-- THE INPUT --

[BEGIN]

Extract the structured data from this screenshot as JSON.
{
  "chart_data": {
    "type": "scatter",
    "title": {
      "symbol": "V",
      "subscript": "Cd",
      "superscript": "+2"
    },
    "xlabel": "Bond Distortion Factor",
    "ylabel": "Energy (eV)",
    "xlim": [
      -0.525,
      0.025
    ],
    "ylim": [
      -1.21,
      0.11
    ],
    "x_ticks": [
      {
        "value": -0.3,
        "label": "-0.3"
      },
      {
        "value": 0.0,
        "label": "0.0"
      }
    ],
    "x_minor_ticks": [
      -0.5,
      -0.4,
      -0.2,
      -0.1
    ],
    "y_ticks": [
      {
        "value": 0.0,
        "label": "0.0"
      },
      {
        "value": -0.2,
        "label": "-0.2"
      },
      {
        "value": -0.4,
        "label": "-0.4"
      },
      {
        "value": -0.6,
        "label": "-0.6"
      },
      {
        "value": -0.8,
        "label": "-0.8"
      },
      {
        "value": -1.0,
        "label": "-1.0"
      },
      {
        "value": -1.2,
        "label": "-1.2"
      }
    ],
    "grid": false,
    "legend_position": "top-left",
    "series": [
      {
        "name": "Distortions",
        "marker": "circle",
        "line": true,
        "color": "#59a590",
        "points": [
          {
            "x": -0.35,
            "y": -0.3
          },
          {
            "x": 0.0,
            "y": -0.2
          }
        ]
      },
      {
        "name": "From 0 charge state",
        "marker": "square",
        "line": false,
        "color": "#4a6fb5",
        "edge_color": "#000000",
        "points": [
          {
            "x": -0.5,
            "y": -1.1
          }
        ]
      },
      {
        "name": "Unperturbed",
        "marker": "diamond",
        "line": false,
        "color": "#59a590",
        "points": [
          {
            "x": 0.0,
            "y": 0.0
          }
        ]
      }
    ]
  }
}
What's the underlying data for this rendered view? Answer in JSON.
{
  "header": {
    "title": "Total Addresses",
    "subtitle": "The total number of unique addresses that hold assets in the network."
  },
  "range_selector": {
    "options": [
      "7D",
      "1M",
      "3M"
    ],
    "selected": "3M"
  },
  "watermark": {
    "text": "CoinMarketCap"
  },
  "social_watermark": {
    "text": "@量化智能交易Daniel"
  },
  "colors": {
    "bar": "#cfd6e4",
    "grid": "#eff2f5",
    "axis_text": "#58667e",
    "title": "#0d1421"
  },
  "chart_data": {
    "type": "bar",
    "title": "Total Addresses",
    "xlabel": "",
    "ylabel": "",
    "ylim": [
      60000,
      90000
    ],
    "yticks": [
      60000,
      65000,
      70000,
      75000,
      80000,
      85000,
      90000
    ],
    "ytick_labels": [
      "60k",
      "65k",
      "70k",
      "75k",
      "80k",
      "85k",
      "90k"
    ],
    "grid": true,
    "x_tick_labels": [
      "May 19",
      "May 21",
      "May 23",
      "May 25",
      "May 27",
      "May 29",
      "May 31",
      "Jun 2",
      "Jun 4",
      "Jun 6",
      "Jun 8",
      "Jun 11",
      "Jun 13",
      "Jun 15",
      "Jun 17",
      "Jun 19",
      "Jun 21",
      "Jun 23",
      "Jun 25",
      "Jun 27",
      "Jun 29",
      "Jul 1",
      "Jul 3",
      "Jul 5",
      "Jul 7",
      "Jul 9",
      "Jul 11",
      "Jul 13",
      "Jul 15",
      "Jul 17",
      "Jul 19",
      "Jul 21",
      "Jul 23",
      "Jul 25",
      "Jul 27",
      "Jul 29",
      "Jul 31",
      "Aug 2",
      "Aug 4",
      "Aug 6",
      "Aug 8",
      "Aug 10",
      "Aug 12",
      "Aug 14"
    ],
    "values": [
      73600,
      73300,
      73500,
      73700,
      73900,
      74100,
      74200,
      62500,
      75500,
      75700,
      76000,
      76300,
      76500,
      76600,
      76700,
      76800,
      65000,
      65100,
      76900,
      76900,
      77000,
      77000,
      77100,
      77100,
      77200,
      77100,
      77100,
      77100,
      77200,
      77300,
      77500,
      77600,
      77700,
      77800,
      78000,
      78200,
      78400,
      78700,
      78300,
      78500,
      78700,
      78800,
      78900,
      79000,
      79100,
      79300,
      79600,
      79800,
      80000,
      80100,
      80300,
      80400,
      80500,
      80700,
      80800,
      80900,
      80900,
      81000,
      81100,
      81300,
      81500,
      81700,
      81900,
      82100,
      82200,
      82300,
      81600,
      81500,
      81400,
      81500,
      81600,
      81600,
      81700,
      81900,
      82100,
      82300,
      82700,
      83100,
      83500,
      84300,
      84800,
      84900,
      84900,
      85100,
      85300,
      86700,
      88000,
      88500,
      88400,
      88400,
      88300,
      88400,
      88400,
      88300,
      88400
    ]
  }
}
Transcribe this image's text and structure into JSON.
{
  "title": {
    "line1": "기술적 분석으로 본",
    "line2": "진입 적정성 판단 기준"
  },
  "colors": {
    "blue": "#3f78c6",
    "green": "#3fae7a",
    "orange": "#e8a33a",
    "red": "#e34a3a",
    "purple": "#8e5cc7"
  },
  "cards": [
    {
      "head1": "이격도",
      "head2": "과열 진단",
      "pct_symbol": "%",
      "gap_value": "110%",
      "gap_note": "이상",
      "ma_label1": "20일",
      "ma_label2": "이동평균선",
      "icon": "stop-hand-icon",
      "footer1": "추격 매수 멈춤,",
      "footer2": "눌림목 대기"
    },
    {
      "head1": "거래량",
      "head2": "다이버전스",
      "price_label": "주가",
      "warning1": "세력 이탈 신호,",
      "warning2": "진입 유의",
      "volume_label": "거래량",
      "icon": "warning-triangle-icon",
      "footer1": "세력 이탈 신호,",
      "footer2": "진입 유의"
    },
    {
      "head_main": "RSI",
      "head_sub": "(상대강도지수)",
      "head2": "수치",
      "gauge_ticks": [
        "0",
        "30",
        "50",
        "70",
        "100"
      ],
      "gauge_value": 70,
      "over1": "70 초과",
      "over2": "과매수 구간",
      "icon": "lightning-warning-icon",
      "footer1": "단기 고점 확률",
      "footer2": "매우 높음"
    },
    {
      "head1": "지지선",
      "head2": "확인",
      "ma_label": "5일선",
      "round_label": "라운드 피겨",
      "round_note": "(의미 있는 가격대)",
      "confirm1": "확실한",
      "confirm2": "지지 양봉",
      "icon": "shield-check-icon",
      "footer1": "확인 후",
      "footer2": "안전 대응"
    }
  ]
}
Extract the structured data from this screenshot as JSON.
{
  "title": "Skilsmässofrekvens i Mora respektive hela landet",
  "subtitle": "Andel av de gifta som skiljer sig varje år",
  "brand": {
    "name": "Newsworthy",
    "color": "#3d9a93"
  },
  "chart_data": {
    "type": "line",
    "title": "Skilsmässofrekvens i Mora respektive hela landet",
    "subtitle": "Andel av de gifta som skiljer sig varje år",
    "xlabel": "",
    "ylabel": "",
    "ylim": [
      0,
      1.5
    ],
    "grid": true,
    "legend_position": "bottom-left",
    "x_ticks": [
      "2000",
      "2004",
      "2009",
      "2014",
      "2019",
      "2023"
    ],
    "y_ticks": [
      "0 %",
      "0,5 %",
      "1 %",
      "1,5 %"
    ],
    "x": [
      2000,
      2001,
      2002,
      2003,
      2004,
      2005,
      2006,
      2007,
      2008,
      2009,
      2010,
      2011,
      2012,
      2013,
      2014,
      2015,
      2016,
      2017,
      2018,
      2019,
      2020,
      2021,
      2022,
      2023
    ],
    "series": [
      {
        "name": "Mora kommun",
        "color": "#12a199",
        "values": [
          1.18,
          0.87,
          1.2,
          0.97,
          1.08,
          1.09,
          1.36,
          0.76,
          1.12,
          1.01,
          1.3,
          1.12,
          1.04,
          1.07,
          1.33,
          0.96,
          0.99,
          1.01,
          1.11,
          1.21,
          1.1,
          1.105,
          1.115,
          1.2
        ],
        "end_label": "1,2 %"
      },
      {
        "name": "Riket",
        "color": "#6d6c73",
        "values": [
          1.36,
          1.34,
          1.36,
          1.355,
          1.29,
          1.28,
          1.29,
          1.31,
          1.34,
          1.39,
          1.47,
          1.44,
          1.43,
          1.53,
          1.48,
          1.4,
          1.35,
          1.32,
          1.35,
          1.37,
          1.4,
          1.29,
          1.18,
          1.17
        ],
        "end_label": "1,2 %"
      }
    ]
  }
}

[END]

-- REQUIREMENT --
Collect each line above holding the string "respektive".

-- SOLUTION BELOW --
  "title": "Skilsmässofrekvens i Mora respektive hela landet",
    "title": "Skilsmässofrekvens i Mora respektive hela landet",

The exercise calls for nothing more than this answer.